▶ **DATA SUPPLIED**
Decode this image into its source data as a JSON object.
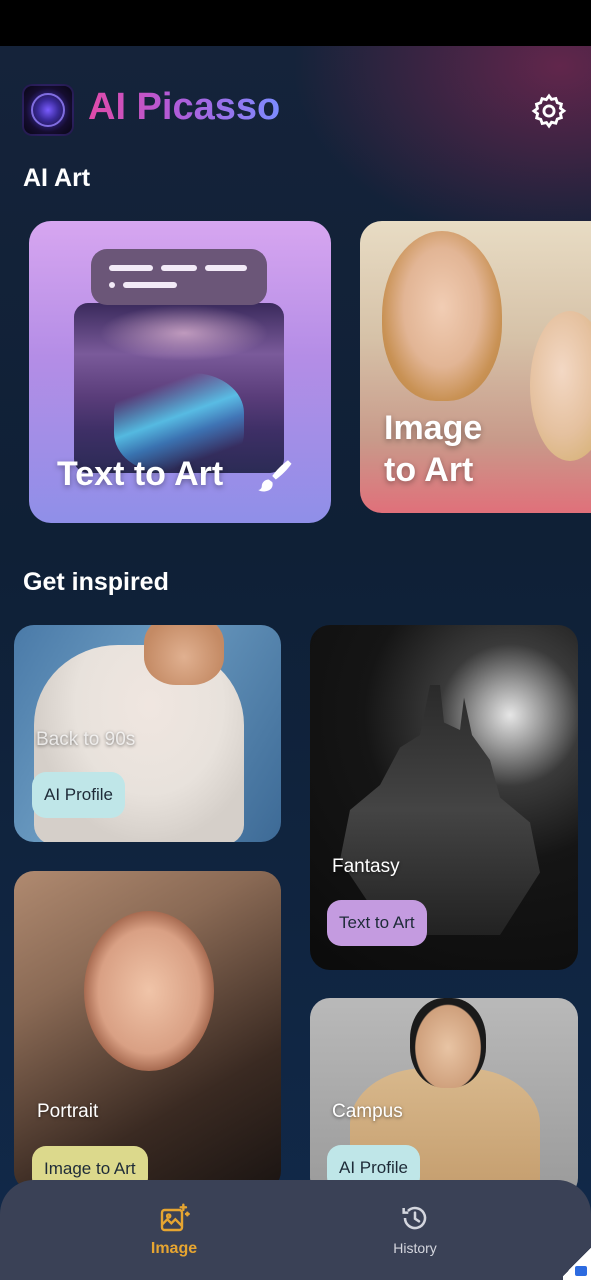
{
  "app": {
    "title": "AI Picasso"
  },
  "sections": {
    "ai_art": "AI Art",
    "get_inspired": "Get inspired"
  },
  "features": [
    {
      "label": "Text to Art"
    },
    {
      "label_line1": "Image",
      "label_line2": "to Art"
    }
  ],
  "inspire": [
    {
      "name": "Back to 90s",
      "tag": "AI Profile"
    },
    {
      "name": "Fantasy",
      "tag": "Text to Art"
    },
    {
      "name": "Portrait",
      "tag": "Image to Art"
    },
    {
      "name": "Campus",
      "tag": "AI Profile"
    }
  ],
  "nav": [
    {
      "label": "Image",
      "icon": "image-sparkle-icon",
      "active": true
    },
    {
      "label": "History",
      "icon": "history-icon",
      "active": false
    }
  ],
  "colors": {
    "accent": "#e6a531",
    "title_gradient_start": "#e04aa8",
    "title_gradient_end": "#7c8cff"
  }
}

▶ **DESCRIPTION OF THE TASK**
Retype all the records shown above, character for character. Omit every picture.

▶ **TASK OUTPUT**
Decode this image into its source data as a JSON object.
{
  "app": {
    "title": "AI Picasso"
  },
  "sections": {
    "ai_art": "AI Art",
    "get_inspired": "Get inspired"
  },
  "features": [
    {
      "label": "Text to Art"
    },
    {
      "label_line1": "Image",
      "label_line2": "to Art"
    }
  ],
  "inspire": [
    {
      "name": "Back to 90s",
      "tag": "AI Profile"
    },
    {
      "name": "Fantasy",
      "tag": "Text to Art"
    },
    {
      "name": "Portrait",
      "tag": "Image to Art"
    },
    {
      "name": "Campus",
      "tag": "AI Profile"
    }
  ],
  "nav": [
    {
      "label": "Image",
      "icon": "image-sparkle-icon",
      "active": true
    },
    {
      "label": "History",
      "icon": "history-icon",
      "active": false
    }
  ],
  "colors": {
    "accent": "#e6a531",
    "title_gradient_start": "#e04aa8",
    "title_gradient_end": "#7c8cff"
  }
}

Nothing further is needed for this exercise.